> Set problem: Copy out the entries below in full and exactly.

--- Rows ---

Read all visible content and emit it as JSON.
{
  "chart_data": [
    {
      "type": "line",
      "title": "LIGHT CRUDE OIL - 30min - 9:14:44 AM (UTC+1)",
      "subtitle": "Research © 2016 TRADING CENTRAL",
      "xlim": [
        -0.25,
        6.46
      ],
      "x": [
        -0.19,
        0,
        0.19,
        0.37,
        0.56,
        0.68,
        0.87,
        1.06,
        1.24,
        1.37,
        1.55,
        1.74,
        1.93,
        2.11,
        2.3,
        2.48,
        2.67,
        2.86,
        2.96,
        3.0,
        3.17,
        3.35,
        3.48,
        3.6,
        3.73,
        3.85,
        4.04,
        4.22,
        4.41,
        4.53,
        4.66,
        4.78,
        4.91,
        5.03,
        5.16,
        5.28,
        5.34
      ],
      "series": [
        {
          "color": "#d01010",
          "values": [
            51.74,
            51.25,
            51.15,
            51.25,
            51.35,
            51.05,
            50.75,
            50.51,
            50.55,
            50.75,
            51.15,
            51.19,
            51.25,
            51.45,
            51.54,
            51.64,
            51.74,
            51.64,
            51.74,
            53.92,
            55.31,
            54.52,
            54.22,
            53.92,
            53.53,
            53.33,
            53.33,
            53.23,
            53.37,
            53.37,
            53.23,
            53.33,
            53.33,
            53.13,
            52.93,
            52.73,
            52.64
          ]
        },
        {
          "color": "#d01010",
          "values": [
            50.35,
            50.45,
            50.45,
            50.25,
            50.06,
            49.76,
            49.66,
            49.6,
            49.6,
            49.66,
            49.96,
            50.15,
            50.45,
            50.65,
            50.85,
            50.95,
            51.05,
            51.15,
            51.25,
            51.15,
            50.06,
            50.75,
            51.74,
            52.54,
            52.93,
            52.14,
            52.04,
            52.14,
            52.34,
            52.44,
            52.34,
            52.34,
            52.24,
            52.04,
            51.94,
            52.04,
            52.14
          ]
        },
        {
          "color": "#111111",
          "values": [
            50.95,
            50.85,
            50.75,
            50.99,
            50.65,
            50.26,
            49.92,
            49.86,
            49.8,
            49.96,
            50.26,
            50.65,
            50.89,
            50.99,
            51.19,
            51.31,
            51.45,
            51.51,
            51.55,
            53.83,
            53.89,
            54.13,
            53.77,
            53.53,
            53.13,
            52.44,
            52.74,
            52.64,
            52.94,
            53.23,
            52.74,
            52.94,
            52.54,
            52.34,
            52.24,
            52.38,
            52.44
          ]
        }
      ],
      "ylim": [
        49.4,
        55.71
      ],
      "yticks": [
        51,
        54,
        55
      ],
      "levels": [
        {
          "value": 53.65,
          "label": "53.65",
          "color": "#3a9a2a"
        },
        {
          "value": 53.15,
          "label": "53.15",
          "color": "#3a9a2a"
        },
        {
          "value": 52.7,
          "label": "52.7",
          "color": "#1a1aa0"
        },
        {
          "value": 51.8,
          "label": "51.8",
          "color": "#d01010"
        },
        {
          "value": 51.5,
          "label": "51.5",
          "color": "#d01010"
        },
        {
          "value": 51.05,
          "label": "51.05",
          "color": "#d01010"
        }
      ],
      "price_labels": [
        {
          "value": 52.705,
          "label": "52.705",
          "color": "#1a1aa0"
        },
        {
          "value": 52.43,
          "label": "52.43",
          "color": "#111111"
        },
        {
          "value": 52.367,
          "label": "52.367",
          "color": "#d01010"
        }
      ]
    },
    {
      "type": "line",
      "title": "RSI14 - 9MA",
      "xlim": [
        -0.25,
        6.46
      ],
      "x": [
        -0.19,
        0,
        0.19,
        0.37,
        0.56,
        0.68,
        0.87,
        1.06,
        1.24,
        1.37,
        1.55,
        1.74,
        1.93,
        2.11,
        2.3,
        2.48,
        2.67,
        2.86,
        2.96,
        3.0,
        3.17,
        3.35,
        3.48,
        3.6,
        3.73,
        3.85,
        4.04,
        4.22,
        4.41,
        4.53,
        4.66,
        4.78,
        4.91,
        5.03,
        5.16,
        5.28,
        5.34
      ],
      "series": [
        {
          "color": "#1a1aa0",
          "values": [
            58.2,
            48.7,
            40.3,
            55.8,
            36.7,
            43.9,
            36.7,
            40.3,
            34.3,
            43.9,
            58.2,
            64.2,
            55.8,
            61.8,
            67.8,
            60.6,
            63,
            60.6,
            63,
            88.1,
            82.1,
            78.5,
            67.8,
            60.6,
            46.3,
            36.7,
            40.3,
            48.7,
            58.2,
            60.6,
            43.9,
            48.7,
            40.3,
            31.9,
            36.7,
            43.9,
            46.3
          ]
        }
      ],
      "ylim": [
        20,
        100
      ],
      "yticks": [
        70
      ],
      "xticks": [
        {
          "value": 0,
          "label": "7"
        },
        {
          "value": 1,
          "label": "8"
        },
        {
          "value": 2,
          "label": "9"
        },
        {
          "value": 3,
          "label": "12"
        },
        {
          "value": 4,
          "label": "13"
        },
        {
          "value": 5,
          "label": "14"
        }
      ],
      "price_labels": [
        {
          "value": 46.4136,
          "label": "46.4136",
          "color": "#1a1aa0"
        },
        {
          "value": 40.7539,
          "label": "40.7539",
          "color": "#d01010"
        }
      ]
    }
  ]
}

---

> Task solution:
Read all visible content and emit it as JSON.
{
  "chart_data": [
    {
      "type": "line",
      "title": "LIGHT CRUDE OIL - 30min - 9:14:44 AM (UTC+1)",
      "subtitle": "Research © 2016 TRADING CENTRAL",
      "xlim": [
        -0.25,
        6.46
      ],
      "x": [
        -0.19,
        0,
        0.19,
        0.37,
        0.56,
        0.68,
        0.87,
        1.06,
        1.24,
        1.37,
        1.55,
        1.74,
        1.93,
        2.11,
        2.3,
        2.48,
        2.67,
        2.86,
        2.96,
        3.0,
        3.17,
        3.35,
        3.48,
        3.6,
        3.73,
        3.85,
        4.04,
        4.22,
        4.41,
        4.53,
        4.66,
        4.78,
        4.91,
        5.03,
        5.16,
        5.28,
        5.34
      ],
      "series": [
        {
          "color": "#d01010",
          "values": [
            51.74,
            51.25,
            51.15,
            51.25,
            51.35,
            51.05,
            50.75,
            50.51,
            50.55,
            50.75,
            51.15,
            51.19,
            51.25,
            51.45,
            51.54,
            51.64,
            51.74,
            51.64,
            51.74,
            53.92,
            55.31,
            54.52,
            54.22,
            53.92,
            53.53,
            53.33,
            53.33,
            53.23,
            53.37,
            53.37,
            53.23,
            53.33,
            53.33,
            53.13,
            52.93,
            52.73,
            52.64
          ]
        },
        {
          "color": "#d01010",
          "values": [
            50.35,
            50.45,
            50.45,
            50.25,
            50.06,
            49.76,
            49.66,
            49.6,
            49.6,
            49.66,
            49.96,
            50.15,
            50.45,
            50.65,
            50.85,
            50.95,
            51.05,
            51.15,
            51.25,
            51.15,
            50.06,
            50.75,
            51.74,
            52.54,
            52.93,
            52.14,
            52.04,
            52.14,
            52.34,
            52.44,
            52.34,
            52.34,
            52.24,
            52.04,
            51.94,
            52.04,
            52.14
          ]
        },
        {
          "color": "#111111",
          "values": [
            50.95,
            50.85,
            50.75,
            50.99,
            50.65,
            50.26,
            49.92,
            49.86,
            49.8,
            49.96,
            50.26,
            50.65,
            50.89,
            50.99,
            51.19,
            51.31,
            51.45,
            51.51,
            51.55,
            53.83,
            53.89,
            54.13,
            53.77,
            53.53,
            53.13,
            52.44,
            52.74,
            52.64,
            52.94,
            53.23,
            52.74,
            52.94,
            52.54,
            52.34,
            52.24,
            52.38,
            52.44
          ]
        }
      ],
      "ylim": [
        49.4,
        55.71
      ],
      "yticks": [
        51,
        54,
        55
      ],
      "levels": [
        {
          "value": 53.65,
          "label": "53.65",
          "color": "#3a9a2a"
        },
        {
          "value": 53.15,
          "label": "53.15",
          "color": "#3a9a2a"
        },
        {
          "value": 52.7,
          "label": "52.7",
          "color": "#1a1aa0"
        },
        {
          "value": 51.8,
          "label": "51.8",
          "color": "#d01010"
        },
        {
          "value": 51.5,
          "label": "51.5",
          "color": "#d01010"
        },
        {
          "value": 51.05,
          "label": "51.05",
          "color": "#d01010"
        }
      ],
      "price_labels": [
        {
          "value": 52.705,
          "label": "52.705",
          "color": "#1a1aa0"
        },
        {
          "value": 52.43,
          "label": "52.43",
          "color": "#111111"
        },
        {
          "value": 52.367,
          "label": "52.367",
          "color": "#d01010"
        }
      ]
    },
    {
      "type": "line",
      "title": "RSI14 - 9MA",
      "xlim": [
        -0.25,
        6.46
      ],
      "x": [
        -0.19,
        0,
        0.19,
        0.37,
        0.56,
        0.68,
        0.87,
        1.06,
        1.24,
        1.37,
        1.55,
        1.74,
        1.93,
        2.11,
        2.3,
        2.48,
        2.67,
        2.86,
        2.96,
        3.0,
        3.17,
        3.35,
        3.48,
        3.6,
        3.73,
        3.85,
        4.04,
        4.22,
        4.41,
        4.53,
        4.66,
        4.78,
        4.91,
        5.03,
        5.16,
        5.28,
        5.34
      ],
      "series": [
        {
          "color": "#1a1aa0",
          "values": [
            58.2,
            48.7,
            40.3,
            55.8,
            36.7,
            43.9,
            36.7,
            40.3,
            34.3,
            43.9,
            58.2,
            64.2,
            55.8,
            61.8,
            67.8,
            60.6,
            63,
            60.6,
            63,
            88.1,
            82.1,
            78.5,
            67.8,
            60.6,
            46.3,
            36.7,
            40.3,
            48.7,
            58.2,
            60.6,
            43.9,
            48.7,
            40.3,
            31.9,
            36.7,
            43.9,
            46.3
          ]
        }
      ],
      "ylim": [
        20,
        100
      ],
      "yticks": [
        70
      ],
      "xticks": [
        {
          "value": 0,
          "label": "7"
        },
        {
          "value": 1,
          "label": "8"
        },
        {
          "value": 2,
          "label": "9"
        },
        {
          "value": 3,
          "label": "12"
        },
        {
          "value": 4,
          "label": "13"
        },
        {
          "value": 5,
          "label": "14"
        }
      ],
      "price_labels": [
        {
          "value": 46.4136,
          "label": "46.4136",
          "color": "#1a1aa0"
        },
        {
          "value": 40.7539,
          "label": "40.7539",
          "color": "#d01010"
        }
      ]
    }
  ]
}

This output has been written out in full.